Work instructions -
Find the string "ylabel" and gather every line that holds it.

Source material -
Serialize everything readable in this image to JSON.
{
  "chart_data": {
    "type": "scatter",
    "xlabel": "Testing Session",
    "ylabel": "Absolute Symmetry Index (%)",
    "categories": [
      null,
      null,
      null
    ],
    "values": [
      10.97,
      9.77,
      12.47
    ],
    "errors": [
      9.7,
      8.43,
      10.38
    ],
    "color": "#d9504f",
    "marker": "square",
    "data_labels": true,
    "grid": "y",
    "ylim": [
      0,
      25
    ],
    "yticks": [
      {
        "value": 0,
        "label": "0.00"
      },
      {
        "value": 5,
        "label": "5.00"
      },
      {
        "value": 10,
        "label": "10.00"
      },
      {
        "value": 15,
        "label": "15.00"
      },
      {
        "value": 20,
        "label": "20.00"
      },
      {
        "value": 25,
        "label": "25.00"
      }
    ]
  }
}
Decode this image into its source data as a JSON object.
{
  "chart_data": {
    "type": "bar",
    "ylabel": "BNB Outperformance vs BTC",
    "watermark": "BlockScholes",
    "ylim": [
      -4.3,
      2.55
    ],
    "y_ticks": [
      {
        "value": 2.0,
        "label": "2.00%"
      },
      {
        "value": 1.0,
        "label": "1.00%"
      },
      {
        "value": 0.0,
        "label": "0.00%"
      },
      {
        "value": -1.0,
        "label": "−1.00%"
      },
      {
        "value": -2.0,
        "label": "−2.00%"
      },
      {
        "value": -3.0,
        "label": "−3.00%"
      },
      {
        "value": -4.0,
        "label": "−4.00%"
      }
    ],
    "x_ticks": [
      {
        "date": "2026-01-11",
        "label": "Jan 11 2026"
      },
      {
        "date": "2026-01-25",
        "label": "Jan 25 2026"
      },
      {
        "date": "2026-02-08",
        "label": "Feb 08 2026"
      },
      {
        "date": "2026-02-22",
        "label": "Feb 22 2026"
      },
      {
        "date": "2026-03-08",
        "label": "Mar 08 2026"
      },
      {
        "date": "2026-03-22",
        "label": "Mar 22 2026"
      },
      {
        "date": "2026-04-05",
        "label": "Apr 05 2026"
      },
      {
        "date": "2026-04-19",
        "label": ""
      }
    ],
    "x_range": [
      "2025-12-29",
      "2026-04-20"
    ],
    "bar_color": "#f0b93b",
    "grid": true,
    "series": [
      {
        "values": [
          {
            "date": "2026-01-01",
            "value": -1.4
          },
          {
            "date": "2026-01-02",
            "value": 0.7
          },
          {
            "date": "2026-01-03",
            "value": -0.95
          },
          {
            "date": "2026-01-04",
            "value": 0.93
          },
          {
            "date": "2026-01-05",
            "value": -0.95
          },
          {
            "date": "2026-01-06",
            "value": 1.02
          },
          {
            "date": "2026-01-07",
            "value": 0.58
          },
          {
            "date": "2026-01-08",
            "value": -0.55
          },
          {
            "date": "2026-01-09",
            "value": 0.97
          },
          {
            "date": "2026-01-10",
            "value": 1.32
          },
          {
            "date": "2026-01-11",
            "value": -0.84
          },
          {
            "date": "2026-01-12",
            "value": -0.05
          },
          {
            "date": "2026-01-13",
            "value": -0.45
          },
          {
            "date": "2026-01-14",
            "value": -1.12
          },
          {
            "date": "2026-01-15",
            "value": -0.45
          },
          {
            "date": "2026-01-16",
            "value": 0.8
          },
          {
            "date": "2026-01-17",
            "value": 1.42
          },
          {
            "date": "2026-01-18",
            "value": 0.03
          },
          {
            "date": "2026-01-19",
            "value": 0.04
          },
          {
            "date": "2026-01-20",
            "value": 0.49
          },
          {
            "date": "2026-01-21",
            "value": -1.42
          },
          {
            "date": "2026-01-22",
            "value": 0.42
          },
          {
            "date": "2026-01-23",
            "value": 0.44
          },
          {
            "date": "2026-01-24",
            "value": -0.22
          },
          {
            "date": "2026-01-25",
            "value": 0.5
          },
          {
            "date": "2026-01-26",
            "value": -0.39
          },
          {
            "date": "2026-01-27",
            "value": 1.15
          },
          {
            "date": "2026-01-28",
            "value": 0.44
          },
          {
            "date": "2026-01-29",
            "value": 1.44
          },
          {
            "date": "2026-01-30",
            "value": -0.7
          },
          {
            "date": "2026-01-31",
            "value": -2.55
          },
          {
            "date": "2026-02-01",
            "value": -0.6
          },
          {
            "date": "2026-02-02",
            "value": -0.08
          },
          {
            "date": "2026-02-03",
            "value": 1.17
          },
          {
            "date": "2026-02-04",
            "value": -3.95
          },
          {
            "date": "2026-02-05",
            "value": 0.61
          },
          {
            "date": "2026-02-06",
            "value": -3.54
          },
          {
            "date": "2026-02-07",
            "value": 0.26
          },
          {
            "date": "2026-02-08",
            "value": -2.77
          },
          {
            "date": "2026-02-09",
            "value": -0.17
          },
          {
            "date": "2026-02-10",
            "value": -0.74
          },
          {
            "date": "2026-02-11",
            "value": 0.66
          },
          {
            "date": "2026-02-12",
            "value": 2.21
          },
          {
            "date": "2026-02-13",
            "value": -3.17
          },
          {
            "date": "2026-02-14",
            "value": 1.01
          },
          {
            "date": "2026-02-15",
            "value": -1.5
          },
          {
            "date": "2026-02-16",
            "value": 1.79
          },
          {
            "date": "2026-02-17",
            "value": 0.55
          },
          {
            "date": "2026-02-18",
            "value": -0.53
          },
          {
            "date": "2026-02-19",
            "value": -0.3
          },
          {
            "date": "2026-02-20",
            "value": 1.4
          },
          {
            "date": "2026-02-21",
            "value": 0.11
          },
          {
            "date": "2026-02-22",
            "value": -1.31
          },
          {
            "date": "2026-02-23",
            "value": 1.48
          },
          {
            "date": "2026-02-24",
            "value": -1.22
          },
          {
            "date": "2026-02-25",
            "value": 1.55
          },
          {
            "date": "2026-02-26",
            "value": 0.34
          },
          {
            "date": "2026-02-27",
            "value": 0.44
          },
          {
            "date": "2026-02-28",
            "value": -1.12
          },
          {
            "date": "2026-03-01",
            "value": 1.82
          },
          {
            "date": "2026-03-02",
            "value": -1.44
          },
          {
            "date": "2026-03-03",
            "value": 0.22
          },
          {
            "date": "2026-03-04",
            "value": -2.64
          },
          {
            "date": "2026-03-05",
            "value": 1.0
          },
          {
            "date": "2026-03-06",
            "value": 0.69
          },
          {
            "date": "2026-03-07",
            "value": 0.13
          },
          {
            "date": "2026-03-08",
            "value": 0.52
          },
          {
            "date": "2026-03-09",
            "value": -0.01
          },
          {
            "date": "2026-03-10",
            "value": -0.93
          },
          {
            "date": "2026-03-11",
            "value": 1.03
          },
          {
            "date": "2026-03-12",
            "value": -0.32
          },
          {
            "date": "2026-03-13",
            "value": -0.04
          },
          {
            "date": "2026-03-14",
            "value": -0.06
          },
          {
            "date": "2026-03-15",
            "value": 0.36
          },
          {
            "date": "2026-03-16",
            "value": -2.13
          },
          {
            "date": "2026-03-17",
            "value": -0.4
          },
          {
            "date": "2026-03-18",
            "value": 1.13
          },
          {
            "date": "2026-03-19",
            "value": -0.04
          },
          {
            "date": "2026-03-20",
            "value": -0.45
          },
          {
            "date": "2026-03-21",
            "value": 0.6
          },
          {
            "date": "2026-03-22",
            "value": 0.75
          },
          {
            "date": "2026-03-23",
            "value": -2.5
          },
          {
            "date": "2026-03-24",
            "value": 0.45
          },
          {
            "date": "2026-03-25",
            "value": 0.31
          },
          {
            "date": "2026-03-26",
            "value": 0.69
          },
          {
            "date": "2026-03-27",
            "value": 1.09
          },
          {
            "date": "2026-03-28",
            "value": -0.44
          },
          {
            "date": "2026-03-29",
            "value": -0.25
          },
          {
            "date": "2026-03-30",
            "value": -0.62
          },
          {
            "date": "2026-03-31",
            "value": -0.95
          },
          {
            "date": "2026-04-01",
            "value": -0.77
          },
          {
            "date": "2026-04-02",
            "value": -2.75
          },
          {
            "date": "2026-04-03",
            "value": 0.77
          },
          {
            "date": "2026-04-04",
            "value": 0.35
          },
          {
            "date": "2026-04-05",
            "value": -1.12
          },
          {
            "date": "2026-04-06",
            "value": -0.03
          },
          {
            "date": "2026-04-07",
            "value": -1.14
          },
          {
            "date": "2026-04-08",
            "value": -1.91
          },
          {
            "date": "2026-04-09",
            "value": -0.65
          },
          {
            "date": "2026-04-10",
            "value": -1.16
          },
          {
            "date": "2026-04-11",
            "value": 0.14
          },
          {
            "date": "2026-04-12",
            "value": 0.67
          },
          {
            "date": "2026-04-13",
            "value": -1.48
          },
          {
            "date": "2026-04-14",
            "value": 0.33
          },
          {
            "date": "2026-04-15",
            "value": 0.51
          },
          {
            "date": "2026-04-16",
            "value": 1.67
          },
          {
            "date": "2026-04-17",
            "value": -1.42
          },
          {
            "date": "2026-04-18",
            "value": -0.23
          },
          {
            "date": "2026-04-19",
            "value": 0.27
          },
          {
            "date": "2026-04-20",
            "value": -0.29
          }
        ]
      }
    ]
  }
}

The result -
    "ylabel": "Absolute Symmetry Index (%)",
    "ylabel": "BNB Outperformance vs BTC",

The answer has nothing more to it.